**Task set:**
[1] In the passage on the Papua insurgency, how many people working for a state-owned construction company did rebels kill in December 2018?
[2] Proceed with the passage on the Papua insurgency, starting after its final sentence.

**Passage given:**

§ §

Inspector Gen. Mathius Fakhiri, the police chief in Papua, said he suspected the attackers belonged to a rebel faction led by Goliath Tabuni.
“They came from there (Puncak Jaya). Although since 2012 they have moved to Puncak and Timika, but some of them are still there,” Fakhiri said.
‘He was a member of TNI’
According to Numbuk Telenggen, a member of the TPNPB, many motorcycle taxi drivers working in Puncak and Puncak Jaya are actually government spies and active members of the military.
Numbuk said his group had shot and killed a motorcycle taxi driver they believed to be a soldier named Udin in April 2021.
“We knew he was a member of the TNI [Indonesian armed forces]. We had been monitoring him for a long time,” Numbuk said.
Clashes between rebels and government forces have intensified since December 2018, after rebels killed 20 people who worked for a state-owned construction company building a highway in Papua.
Last month, rebels also claimed responsibility for killing eight workers as they were repairing a telecommunication tower in Puncak regency.
Since the 1960s, Papua has been home to a separatist insurgency, while the country’s security forces have been accused of human rights abuses in counter-insurgency operations.
In 1963, Indonesian forces invaded Papua – like Indonesia, a former Dutch colony – and annexed the region that makes up the western half of New Guinea Island.

§ §

**Record extracts:**
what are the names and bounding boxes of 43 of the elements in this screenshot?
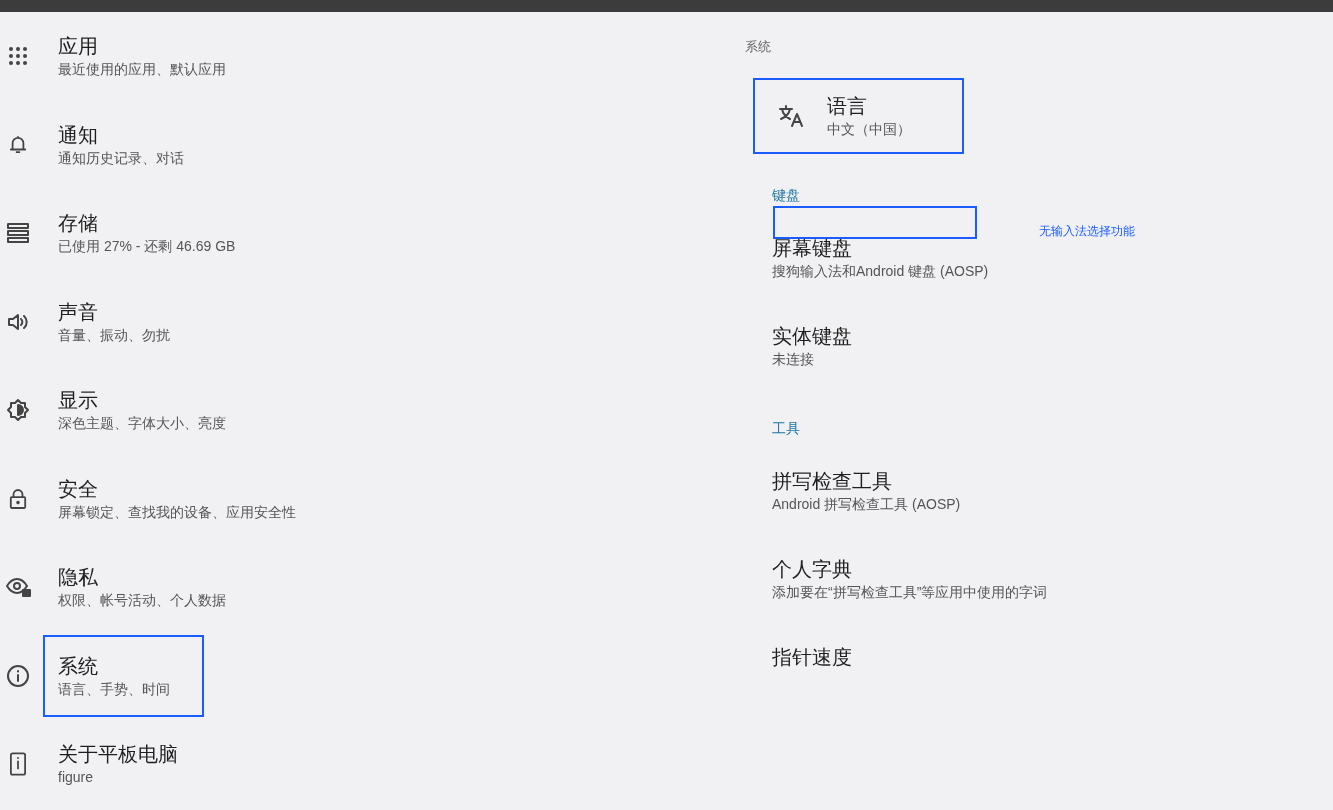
- item-title: 通知: [58, 122, 99, 148]
- item-title: 拼写检查工具: [772, 469, 893, 494]
- item-title: 指针速度: [772, 645, 853, 670]
- lock-icon: [9, 487, 27, 510]
- item-title: 屏幕键盘: [772, 236, 853, 261]
- item-title: 应用: [58, 34, 99, 60]
- item-subtitle: Android 拼写检查工具 (AOSP): [772, 495, 962, 514]
- page-title: 系统: [745, 38, 772, 56]
- annotation-note: 无输入法选择功能: [1039, 223, 1135, 239]
- item-title: 系统: [58, 653, 99, 679]
- item-subtitle: 已使用 27% - 还剩 46.69 GB: [58, 237, 236, 257]
- item-subtitle: 音量、振动、勿扰: [58, 325, 170, 345]
- item-title: 语言: [827, 94, 868, 119]
- item-subtitle: 权限、帐号活动、个人数据: [58, 591, 226, 611]
- item-subtitle: 屏幕锁定、查找我的设备、应用安全性: [58, 502, 296, 522]
- translate-icon: [778, 104, 804, 128]
- item-subtitle: 最近使用的应用、默认应用: [58, 60, 226, 80]
- storage-icon: [7, 223, 29, 244]
- section-heading: 工具: [772, 419, 801, 437]
- item-title: 个人字典: [772, 557, 853, 582]
- item-title: 存储: [58, 211, 99, 237]
- section-heading: 键盘: [772, 186, 801, 204]
- item-title: 安全: [58, 476, 99, 502]
- item-subtitle: 添加要在“拼写检查工具”等应用中使用的字词: [772, 583, 1048, 602]
- eye-lock-icon: [5, 577, 31, 598]
- info-icon: [6, 663, 30, 688]
- tablet-icon: [10, 752, 26, 777]
- item-subtitle: 搜狗输入法和Android 键盘 (AOSP): [772, 262, 990, 281]
- brightness-icon: [6, 398, 30, 423]
- item-title: 声音: [58, 299, 99, 325]
- bell-icon: [9, 134, 27, 155]
- item-title: 隐私: [58, 565, 99, 591]
- item-subtitle: 通知历史记录、对话: [58, 148, 184, 168]
- item-subtitle: 语言、手势、时间: [58, 679, 171, 699]
- item-subtitle: 中文（中国）: [827, 120, 911, 139]
- item-title: 显示: [58, 388, 99, 414]
- grid-icon: [8, 46, 28, 67]
- speaker-icon: [7, 311, 29, 332]
- item-title: 实体键盘: [772, 324, 853, 349]
- item-subtitle: figure: [58, 768, 95, 788]
- item-title: 关于平板电脑: [58, 742, 178, 768]
- item-subtitle: 深色主题、字体大小、亮度: [58, 414, 226, 434]
- item-subtitle: 未连接: [772, 350, 815, 369]
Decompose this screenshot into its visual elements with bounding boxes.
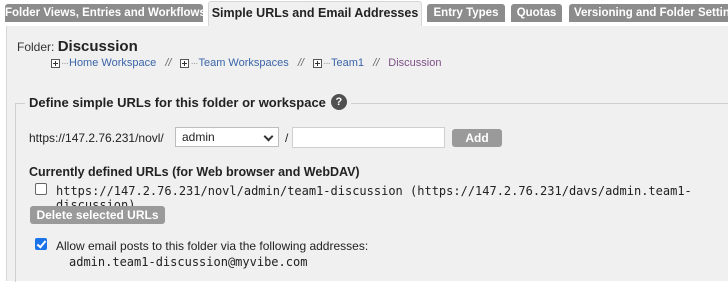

§ §

**The results:**
[1] 20 people.

[2]
Papua was incorporated into Indonesia in 1969 after a United Nations-sponsored vote, which locals and activists said was a sham because it involved only about 1,000 people. However, the United Nations accepted the result, essentially endorsing Jakarta’s rule.
Jakarta: Strategy must change
Meanwhile, the government in Jakarta said this week that it was preparing new strategies to tackle the conflict in Papua by putting an emphasis on the welfare of Papuans.
“There must be a change in our strategy to prevent communities from becoming victims,” Vice President Ma’ruf Amin said Tuesday during a visit to West Sumatra province, according to a statement posted on his office’s website.
The military, police, the National Intelligence Agency have been involved in drawing up the strategy, under the coordination of Mohammad Mahfud MD, Indonesia’s minister for security affairs, Ma’ruf said.
“We want to ensure that the people are safe and development programs for the welfare of Papuans are not disrupted,” he said. (Victor Mambor/ Dandy Koswaraputra| BenarNews)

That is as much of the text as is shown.